→ **Problem description**: Find the lines of data that contain the string "Fixes", then list them.

***** Exercise material

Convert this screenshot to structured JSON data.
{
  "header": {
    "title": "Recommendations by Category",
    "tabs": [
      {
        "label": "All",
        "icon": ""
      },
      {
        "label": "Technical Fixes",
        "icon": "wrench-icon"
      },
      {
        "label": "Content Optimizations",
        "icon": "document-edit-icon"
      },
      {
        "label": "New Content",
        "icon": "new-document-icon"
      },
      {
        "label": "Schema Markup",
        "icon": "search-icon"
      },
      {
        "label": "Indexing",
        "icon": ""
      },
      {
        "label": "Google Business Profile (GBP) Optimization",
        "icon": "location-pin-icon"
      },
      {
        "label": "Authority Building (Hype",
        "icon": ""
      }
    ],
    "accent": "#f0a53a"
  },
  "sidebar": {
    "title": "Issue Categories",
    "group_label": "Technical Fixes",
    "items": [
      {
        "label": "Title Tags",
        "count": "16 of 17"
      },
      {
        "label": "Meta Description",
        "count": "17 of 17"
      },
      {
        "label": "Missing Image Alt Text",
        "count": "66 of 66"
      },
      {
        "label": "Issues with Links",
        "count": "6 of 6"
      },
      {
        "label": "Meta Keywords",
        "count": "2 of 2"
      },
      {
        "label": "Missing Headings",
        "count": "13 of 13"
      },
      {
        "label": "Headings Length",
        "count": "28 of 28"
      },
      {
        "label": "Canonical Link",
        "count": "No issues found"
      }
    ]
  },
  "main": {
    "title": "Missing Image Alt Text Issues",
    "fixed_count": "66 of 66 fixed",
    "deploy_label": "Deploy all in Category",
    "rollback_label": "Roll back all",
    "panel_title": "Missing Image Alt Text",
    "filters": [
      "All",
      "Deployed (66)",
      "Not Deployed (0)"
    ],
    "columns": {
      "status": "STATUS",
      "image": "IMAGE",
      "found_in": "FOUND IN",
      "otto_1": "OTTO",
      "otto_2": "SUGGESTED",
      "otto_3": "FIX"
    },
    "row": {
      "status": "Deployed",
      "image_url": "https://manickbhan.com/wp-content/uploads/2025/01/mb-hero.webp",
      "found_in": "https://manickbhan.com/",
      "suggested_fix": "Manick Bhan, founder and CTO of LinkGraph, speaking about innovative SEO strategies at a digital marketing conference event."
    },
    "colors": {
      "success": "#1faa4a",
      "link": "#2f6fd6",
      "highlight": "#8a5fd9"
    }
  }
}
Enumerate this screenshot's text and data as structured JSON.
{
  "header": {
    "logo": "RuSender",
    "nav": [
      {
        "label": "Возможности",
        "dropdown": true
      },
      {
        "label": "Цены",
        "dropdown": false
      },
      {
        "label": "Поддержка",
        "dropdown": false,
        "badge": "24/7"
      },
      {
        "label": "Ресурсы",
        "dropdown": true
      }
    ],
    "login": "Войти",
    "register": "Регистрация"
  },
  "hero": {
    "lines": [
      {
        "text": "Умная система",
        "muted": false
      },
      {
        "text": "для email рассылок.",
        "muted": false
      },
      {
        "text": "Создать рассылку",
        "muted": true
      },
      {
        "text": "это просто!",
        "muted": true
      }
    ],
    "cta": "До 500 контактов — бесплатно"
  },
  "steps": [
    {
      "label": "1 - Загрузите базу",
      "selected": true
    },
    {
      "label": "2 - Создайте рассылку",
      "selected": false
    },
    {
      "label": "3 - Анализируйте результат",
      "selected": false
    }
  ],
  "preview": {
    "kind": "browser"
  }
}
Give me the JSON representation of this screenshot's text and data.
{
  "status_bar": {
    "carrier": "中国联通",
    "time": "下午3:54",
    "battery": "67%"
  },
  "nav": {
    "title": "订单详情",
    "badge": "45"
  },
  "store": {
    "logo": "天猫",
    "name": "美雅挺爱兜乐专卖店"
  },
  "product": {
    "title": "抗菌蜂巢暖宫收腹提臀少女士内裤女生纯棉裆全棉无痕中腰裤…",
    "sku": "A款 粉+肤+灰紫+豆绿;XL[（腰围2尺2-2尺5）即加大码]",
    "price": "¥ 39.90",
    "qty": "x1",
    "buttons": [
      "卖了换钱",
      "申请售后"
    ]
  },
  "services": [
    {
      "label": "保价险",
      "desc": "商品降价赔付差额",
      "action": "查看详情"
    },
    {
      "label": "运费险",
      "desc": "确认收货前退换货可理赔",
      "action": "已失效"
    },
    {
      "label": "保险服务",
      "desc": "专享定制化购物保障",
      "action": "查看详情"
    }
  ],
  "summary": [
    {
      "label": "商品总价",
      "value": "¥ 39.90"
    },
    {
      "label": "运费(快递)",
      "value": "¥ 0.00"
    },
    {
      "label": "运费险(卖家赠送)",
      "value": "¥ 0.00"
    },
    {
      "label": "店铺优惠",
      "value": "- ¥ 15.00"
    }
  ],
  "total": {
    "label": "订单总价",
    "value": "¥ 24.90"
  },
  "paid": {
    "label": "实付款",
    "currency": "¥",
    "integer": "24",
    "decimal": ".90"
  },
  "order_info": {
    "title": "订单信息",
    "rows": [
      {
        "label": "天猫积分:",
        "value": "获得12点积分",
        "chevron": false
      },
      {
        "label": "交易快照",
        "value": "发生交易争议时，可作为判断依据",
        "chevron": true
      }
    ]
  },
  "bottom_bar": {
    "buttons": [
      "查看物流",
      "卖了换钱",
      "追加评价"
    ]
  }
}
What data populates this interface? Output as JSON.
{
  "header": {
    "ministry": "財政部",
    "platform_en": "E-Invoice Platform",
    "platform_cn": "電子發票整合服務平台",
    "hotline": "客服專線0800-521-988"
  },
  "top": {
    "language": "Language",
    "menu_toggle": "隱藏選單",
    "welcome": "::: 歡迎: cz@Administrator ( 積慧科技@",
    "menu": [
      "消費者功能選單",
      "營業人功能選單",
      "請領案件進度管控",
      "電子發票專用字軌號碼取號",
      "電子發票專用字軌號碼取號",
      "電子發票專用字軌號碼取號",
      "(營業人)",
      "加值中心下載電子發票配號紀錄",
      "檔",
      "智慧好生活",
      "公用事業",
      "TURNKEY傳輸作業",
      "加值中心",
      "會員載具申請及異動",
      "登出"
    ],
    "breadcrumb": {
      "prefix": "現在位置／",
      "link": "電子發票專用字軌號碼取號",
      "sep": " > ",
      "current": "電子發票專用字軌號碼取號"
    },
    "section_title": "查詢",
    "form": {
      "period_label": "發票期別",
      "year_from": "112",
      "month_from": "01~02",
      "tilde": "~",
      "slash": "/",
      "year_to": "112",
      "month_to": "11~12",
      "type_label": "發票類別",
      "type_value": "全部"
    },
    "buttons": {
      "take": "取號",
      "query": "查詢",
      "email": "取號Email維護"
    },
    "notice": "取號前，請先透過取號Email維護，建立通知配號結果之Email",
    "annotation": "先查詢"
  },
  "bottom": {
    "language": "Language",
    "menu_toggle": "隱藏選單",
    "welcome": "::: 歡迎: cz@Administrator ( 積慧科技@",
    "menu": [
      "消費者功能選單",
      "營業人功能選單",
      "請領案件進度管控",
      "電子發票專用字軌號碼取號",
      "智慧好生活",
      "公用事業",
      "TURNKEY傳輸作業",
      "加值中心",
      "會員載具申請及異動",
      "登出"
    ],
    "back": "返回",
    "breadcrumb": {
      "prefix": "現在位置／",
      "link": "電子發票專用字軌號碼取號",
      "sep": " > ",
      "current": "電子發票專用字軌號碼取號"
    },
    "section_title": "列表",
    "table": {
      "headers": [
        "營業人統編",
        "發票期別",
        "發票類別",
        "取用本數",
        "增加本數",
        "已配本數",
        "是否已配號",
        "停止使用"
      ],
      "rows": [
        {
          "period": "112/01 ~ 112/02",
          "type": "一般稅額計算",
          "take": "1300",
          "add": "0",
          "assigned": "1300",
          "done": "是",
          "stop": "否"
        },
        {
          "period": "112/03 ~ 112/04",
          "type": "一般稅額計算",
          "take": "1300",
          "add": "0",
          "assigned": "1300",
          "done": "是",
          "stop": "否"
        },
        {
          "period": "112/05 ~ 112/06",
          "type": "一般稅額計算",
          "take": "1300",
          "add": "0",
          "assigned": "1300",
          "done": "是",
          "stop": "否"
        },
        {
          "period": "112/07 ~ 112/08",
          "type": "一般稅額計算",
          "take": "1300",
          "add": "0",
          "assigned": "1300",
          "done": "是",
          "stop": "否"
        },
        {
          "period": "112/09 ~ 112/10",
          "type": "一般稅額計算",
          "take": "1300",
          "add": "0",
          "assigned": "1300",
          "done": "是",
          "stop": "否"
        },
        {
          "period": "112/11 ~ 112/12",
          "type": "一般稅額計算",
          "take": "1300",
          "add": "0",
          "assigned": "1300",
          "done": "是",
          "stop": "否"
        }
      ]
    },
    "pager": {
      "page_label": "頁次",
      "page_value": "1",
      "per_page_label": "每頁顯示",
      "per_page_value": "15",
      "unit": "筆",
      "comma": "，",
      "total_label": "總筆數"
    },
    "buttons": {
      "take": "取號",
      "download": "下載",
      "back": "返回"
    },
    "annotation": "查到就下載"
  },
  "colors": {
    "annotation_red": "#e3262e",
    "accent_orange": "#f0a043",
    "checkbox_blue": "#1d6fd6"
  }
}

**********

→ **Exercise answer**:
        "label": "Technical Fixes",
    "group_label": "Technical Fixes",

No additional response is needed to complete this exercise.